**DATA SECTION**.

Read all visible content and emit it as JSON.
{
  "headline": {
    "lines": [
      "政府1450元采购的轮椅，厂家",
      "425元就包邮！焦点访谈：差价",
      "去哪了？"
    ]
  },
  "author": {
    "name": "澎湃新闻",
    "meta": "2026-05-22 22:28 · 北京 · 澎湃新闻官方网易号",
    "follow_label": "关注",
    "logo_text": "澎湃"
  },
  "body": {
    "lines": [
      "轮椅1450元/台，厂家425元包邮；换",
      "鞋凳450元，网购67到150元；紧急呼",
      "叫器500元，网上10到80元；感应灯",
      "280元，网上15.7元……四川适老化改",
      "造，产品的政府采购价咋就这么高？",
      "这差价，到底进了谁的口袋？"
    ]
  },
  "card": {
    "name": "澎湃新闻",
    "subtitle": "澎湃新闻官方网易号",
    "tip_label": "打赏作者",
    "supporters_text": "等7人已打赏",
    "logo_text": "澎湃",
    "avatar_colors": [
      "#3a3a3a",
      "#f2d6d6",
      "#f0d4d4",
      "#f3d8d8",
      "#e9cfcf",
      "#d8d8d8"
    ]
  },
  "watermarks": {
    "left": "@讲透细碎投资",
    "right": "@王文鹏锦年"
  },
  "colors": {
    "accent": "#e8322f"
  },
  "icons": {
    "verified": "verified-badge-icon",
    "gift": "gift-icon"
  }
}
---
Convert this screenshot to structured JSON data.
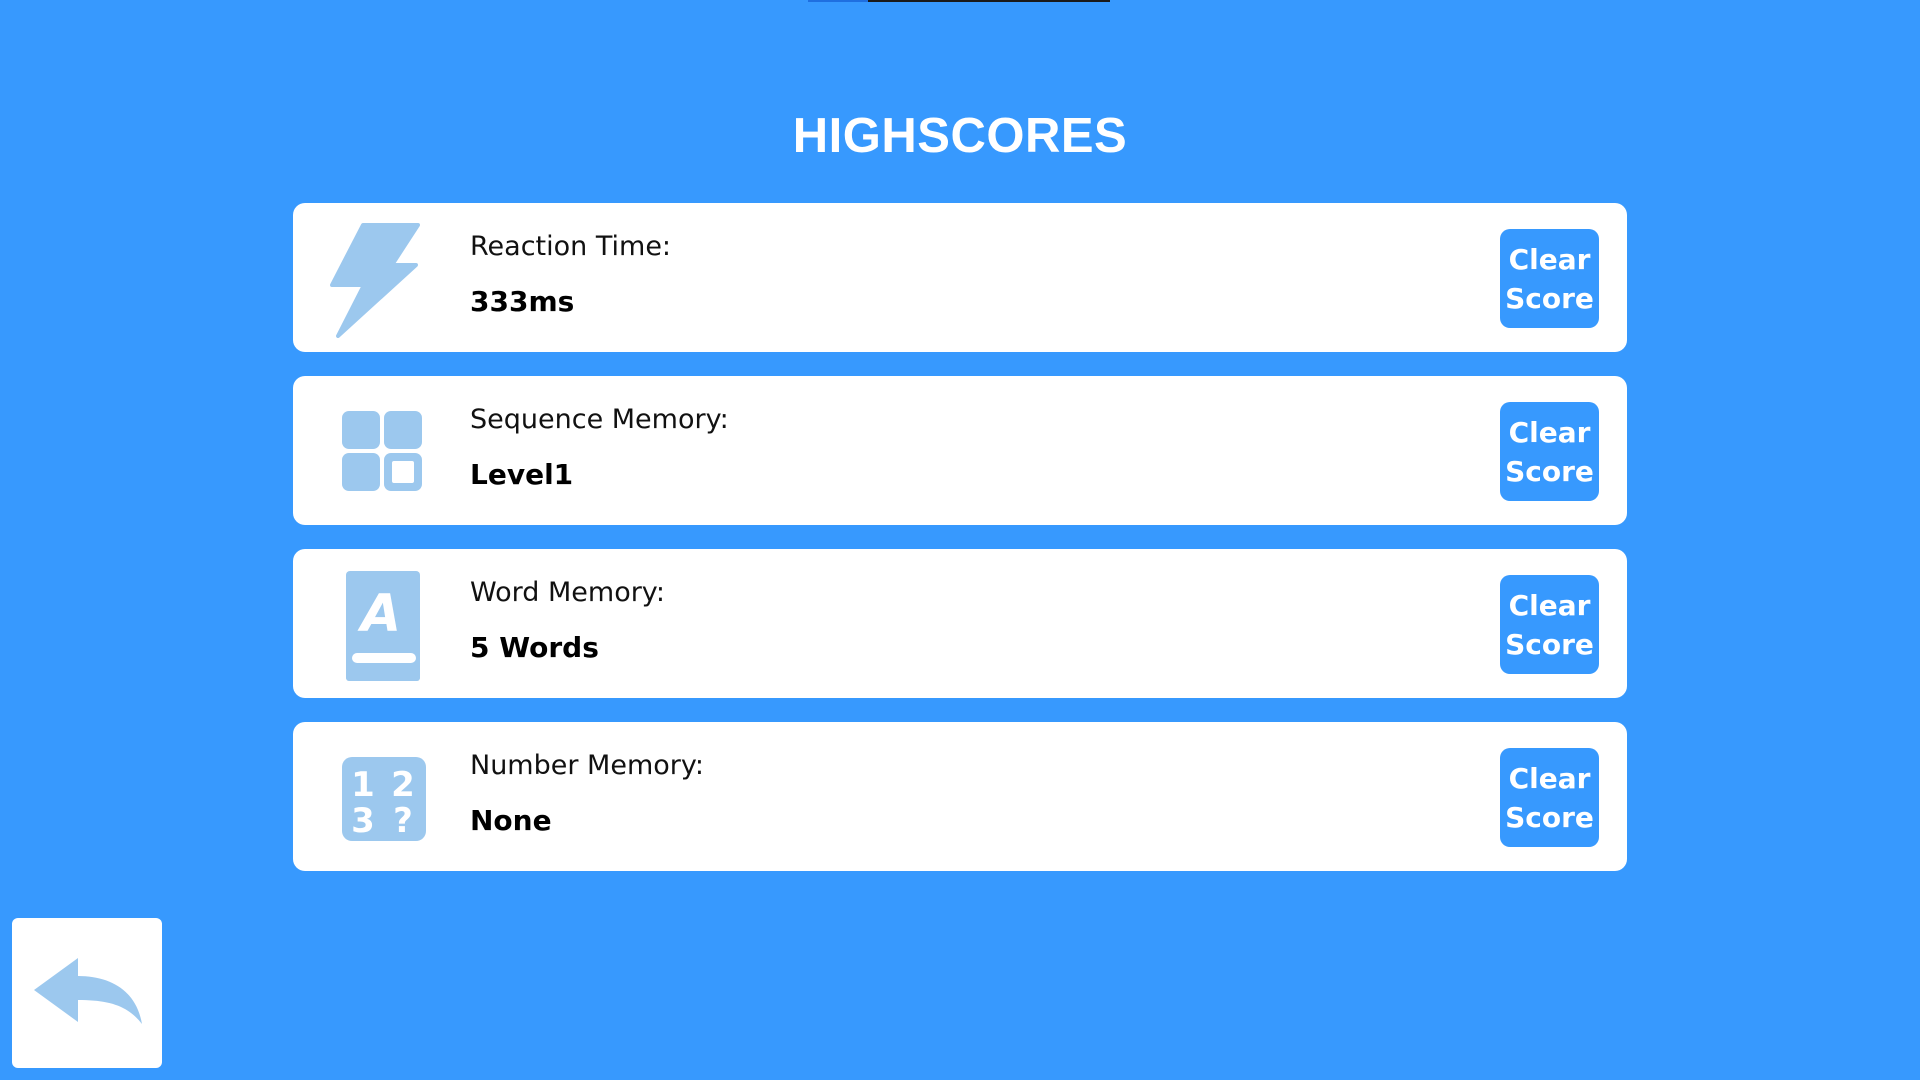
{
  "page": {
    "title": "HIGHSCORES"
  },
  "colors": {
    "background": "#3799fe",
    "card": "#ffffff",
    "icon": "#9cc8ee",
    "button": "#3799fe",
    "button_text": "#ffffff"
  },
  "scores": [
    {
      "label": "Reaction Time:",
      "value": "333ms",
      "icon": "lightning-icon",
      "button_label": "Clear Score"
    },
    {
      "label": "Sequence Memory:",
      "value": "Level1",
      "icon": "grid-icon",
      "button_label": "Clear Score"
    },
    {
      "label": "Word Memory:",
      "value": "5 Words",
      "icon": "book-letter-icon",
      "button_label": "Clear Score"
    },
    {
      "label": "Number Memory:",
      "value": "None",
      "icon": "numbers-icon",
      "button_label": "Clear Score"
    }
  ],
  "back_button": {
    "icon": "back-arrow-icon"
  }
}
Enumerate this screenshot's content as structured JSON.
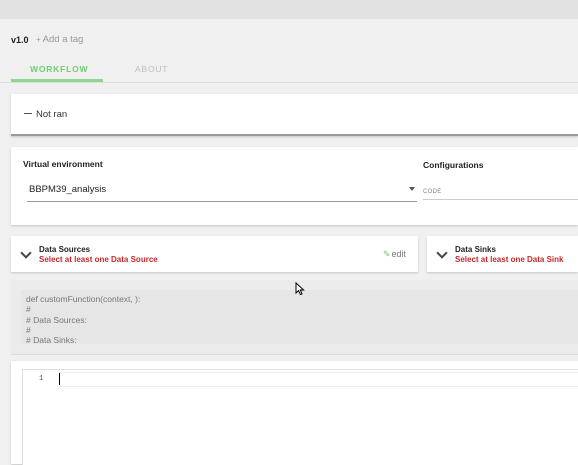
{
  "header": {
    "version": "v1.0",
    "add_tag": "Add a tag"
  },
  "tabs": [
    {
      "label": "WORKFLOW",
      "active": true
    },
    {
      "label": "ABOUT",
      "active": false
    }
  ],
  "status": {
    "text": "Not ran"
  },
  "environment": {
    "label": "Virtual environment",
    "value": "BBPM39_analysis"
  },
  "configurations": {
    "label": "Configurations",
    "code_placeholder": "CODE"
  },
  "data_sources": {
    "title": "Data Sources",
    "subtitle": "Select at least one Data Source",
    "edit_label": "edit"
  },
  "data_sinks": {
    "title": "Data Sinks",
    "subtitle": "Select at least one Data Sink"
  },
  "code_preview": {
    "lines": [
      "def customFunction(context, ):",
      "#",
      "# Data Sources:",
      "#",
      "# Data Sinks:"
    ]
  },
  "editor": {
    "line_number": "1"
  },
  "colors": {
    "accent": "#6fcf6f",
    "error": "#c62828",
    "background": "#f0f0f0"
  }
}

**EXERCISE**. Pick out the lines containing the string "this".

**EXERCISE SOLUTION**.
Convert this screenshot to structured JSON data.
Enumerate this screenshot's content as structured JSON.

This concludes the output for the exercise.